**TASK DIRECTIONS**
Transcribe all of the material exactly.

**GIVEN INFORMATION**
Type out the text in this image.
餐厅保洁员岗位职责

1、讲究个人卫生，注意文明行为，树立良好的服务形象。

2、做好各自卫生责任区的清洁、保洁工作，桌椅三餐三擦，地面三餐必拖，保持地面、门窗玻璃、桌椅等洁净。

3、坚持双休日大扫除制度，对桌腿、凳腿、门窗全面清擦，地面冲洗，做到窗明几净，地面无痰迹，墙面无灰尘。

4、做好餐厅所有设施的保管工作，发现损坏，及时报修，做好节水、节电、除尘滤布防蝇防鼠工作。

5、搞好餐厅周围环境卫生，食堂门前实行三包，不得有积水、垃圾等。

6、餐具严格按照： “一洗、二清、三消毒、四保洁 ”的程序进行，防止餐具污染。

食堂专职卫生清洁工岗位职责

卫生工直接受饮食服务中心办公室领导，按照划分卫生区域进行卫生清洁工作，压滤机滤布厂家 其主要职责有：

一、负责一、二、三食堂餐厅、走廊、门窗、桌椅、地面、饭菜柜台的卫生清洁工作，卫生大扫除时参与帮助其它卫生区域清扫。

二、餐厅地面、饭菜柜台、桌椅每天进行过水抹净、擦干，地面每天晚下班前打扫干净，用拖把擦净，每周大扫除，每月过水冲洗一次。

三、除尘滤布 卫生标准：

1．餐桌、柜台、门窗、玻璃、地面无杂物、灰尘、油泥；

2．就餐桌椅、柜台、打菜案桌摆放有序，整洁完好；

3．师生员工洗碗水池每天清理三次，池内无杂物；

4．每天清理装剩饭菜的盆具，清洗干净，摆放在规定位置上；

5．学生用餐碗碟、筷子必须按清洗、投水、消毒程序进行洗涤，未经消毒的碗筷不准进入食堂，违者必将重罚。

**SOLUTION FOR THIS PROBLEM**
Type out the text in this image.
餐厅保洁员岗位职责

1、讲究个人卫生，注意文明行为，树立良好的服务形象。

2、做好各自卫生责任区的清洁、保洁工作，桌椅三餐三擦，地面三餐必拖，保持地面、门窗玻璃、桌椅等洁净。

3、坚持双休日大扫除制度，对桌腿、凳腿、门窗全面清擦，地面冲洗，做到窗明几净，地面无痰迹，墙面无灰尘。

4、做好餐厅所有设施的保管工作，发现损坏，及时报修，做好节水、节电、除尘滤布防蝇防鼠工作。

5、搞好餐厅周围环境卫生，食堂门前实行三包，不得有积水、垃圾等。

6、餐具严格按照： “一洗、二清、三消毒、四保洁 ”的程序进行，防止餐具污染。

食堂专职卫生清洁工岗位职责

卫生工直接受饮食服务中心办公室领导，按照划分卫生区域进行卫生清洁工作，压滤机滤布厂家 其主要职责有：

一、负责一、二、三食堂餐厅、走廊、门窗、桌椅、地面、饭菜柜台的卫生清洁工作，卫生大扫除时参与帮助其它卫生区域清扫。

二、餐厅地面、饭菜柜台、桌椅每天进行过水抹净、擦干，地面每天晚下班前打扫干净，用拖把擦净，每周大扫除，每月过水冲洗一次。

三、除尘滤布 卫生标准：

1．餐桌、柜台、门窗、玻璃、地面无杂物、灰尘、油泥；

2．就餐桌椅、柜台、打菜案桌摆放有序，整洁完好；

3．师生员工洗碗水池每天清理三次，池内无杂物；

4．每天清理装剩饭菜的盆具，清洗干净，摆放在规定位置上；

5．学生用餐碗碟、筷子必须按清洗、投水、消毒程序进行洗涤，未经消毒的碗筷不准进入食堂，违者必将重罚。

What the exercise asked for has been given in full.